Task requirements: Identify the lines that contain the word "lantion" and copy each one.

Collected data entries

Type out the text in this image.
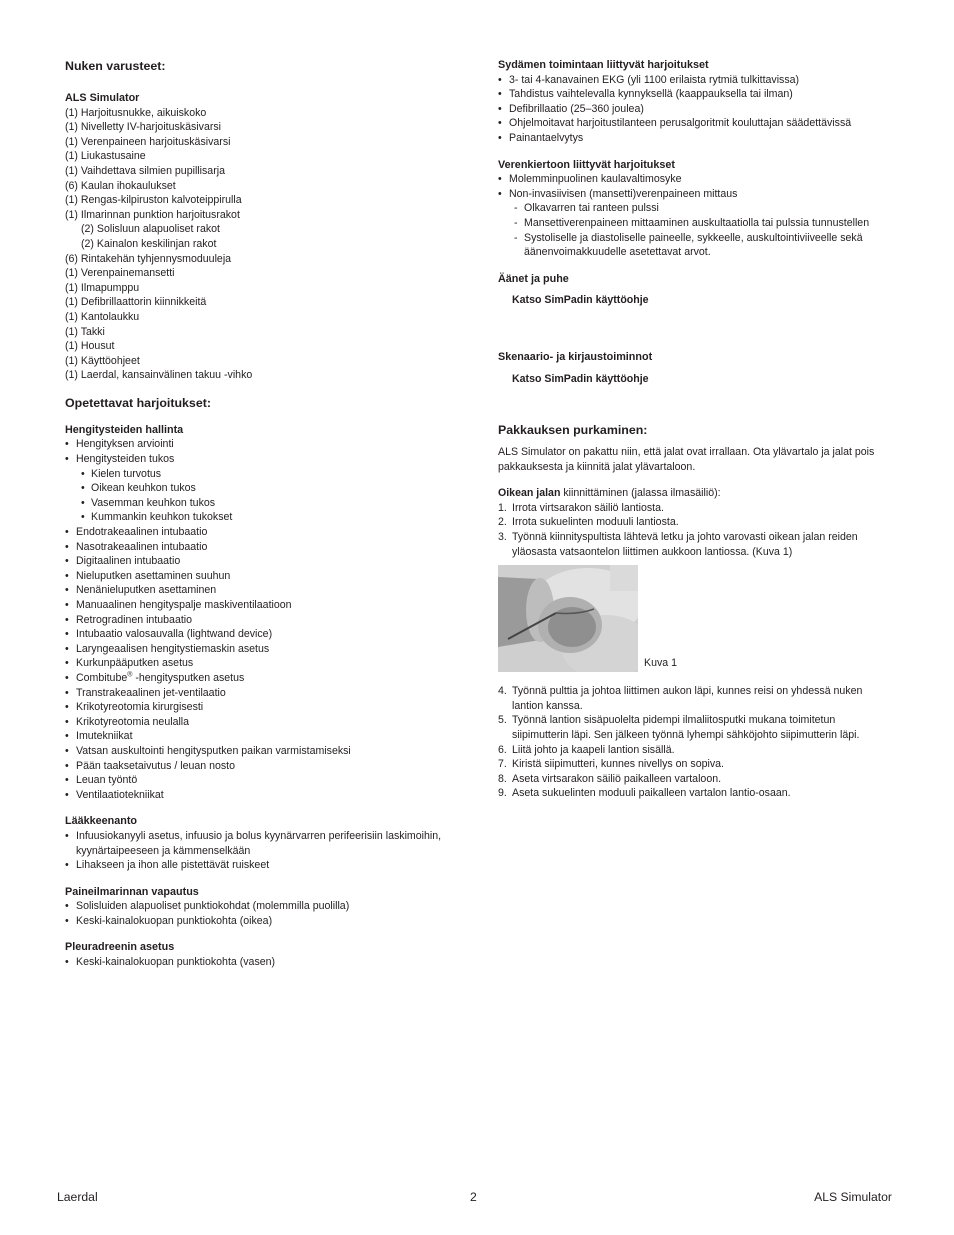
Nuken varusteet:
ALS Simulator
(1) Harjoitusnukke, aikuiskoko
(1) Nivelletty IV-harjoituskäsivarsi
(1) Verenpaineen harjoituskäsivarsi
(1) Liukastusaine
(1) Vaihdettava silmien pupillisarja
(6) Kaulan ihokaulukset
(1) Rengas-kilpiruston kalvoteippirulla
(1) Ilmarinnan punktion harjoitusrakot
(2) Solisluun alapuoliset rakot
(2) Kainalon keskilinjan rakot
(6) Rintakehän tyhjennysmoduuleja
(1) Verenpainemansetti
(1) Ilmapumppu
(1) Defibrillaattorin kiinnikkeitä
(1) Kantolaukku
(1) Takki
(1) Housut
(1) Käyttöohjeet
(1) Laerdal, kansainvälinen takuu -vihko
Opetettavat harjoitukset:
Hengitysteiden hallinta
• Hengityksen arviointi
• Hengitysteiden tukos
• Kielen turvotus
• Oikean keuhkon tukos
• Vasemman keuhkon tukos
• Kummankin keuhkon tukokset
• Endotrakeaalinen intubaatio
• Nasotrakeaalinen intubaatio
• Digitaalinen intubaatio
• Nieluputken asettaminen suuhun
• Nenänieluputken asettaminen
• Manuaalinen hengityspalje maskiventilaatioon
• Retrogradinen intubaatio
• Intubaatio valosauvalla (lightwand device)
• Laryngeaalisen hengitystiemaskin asetus
• Kurkunpääputken asetus
• Combitube® -hengitysputken asetus
• Transtrakeaalinen jet-ventilaatio
• Krikotyreotomia kirurgisesti
• Krikotyreotomia neulalla
• Imutekniikat
• Vatsan auskultointi hengitysputken paikan varmistamiseksi
• Pään taaksetaivutus / leuan nosto
• Leuan työntö
• Ventilaatiotekniikat
Lääkkeenanto
• Infuusiokanyyli asetus, infuusio ja bolus kyynärvarren perifeerisiin laskimoihin, kyynärtaipeeseen ja kämmenselkään
• Lihakseen ja ihon alle pistettävät ruiskeet
Paineilmarinnan vapautus
• Solisluiden alapuoliset punktiokohdat (molemmilla puolilla)
• Keski-kainalokuopan punktiokohta (oikea)
Pleuradreenin asetus
• Keski-kainalokuopan punktiokohta (vasen)
Sydämen toimintaan liittyvät harjoitukset
• 3- tai 4-kanavainen EKG (yli 1100 erilaista rytmiä tulkittavissa)
• Tahdistus vaihtelevalla kynnyksellä (kaappauksella tai ilman)
• Defibrillaatio (25–360 joulea)
• Ohjelmoitavat harjoitustilanteen perusalgoritmit kouluttajan säädettävissä
• Painantaelvytys
Verenkiertoon liittyvät harjoitukset
• Molemminpuolinen kaulavaltimosyke
• Non-invasiivisen (mansetti)verenpaineen mittaus
- Olkavarren tai ranteen pulssi
- Mansettiverenpaineen mittaaminen auskultaatiolla tai pulssia tunnustellen
- Systoliselle ja diastoliselle paineelle, sykkeelle, auskultointiviiveelle sekä äänenvoimakkuudelle asetettavat arvot.
Äänet ja puhe
Katso SimPadin käyttöohje
Skenaario- ja kirjaustoiminnot
Katso SimPadin käyttöohje
Pakkauksen purkaminen:
ALS Simulator on pakattu niin, että jalat ovat irrallaan. Ota ylävartalo ja jalat pois pakkauksesta ja kiinnitä jalat ylävartaloon.
Oikean jalan kiinnittäminen (jalassa ilmasäiliö):
1. Irrota virtsarakon säiliö lantiosta.
2. Irrota sukuelinten moduuli lantiosta.
3. Työnnä kiinnityspultista lähtevä letku ja johto varovasti oikean jalan reiden yläosasta vatsaontelon liittimen aukkoon lantiossa. (Kuva 1)
Kuva 1
4. Työnnä pulttia ja johtoa liittimen aukon läpi, kunnes reisi on yhdessä nuken lantion kanssa.
5. Työnnä lantion sisäpuolelta pidempi ilmaliitosputki mukana toimitetun siipimutterin läpi. Sen jälkeen työnnä lyhempi sähköjohto siipimutterin läpi.
6. Liitä johto ja kaapeli lantion sisällä.
7. Kiristä siipimutteri, kunnes nivellys on sopiva.
8. Aseta virtsarakon säiliö paikalleen vartaloon.
9. Aseta sukuelinten moduuli paikalleen vartalon lantio-osaan.
Laerdal	2	ALS Simulator
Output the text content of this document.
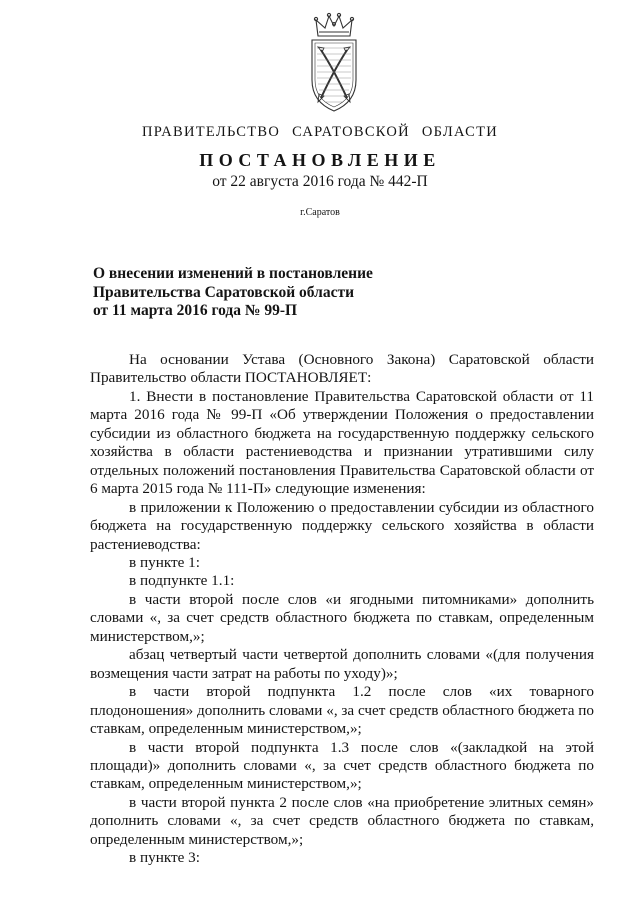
ПРАВИТЕЛЬСТВО САРАТОВСКОЙ ОБЛАСТИ
ПОСТАНОВЛЕНИЕ
от 22 августа 2016 года № 442-П
г.Саратов
О внесении изменений в постановление
Правительства Саратовской области
от 11 марта 2016 года № 99-П

На основании Устава (Основного Закона) Саратовской области Правительство области ПОСТАНОВЛЯЕТ:

1. Внести в постановление Правительства Саратовской области от 11 марта 2016 года № 99-П «Об утверждении Положения о предоставлении субсидии из областного бюджета на государственную поддержку сельского хозяйства в области растениеводства и признании утратившими силу отдельных положений постановления Правительства Саратовской области от 6 марта 2015 года № 111-П» следующие изменения:

в приложении к Положению о предоставлении субсидии из областного бюджета на государственную поддержку сельского хозяйства в области растениеводства:

в пункте 1:

в подпункте 1.1:

в части второй после слов «и ягодными питомниками» дополнить словами «, за счет средств областного бюджета по ставкам, определенным министерством,»;

абзац четвертый части четвертой дополнить словами «(для получения возмещения части затрат на работы по уходу)»;

в части второй подпункта 1.2 после слов «их товарного плодоношения» дополнить словами «, за счет средств областного бюджета по ставкам, определенным министерством,»;

в части второй подпункта 1.3 после слов «(закладкой на этой площади)» дополнить словами «, за счет средств областного бюджета по ставкам, определенным министерством,»;

в части второй пункта 2 после слов «на приобретение элитных семян» дополнить словами «, за счет средств областного бюджета по ставкам, определенным министерством,»;

в пункте 3:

The solution:
4. Työnnä pulttia ja johtoa liittimen aukon läpi, kunnes reisi on yhdessä nuken lantion kanssa.
5. Työnnä lantion sisäpuolelta pidempi ilmaliitosputki mukana toimitetun siipimutterin läpi. Sen jälkeen työnnä lyhempi sähköjohto siipimutterin läpi.
6. Liitä johto ja kaapeli lantion sisällä.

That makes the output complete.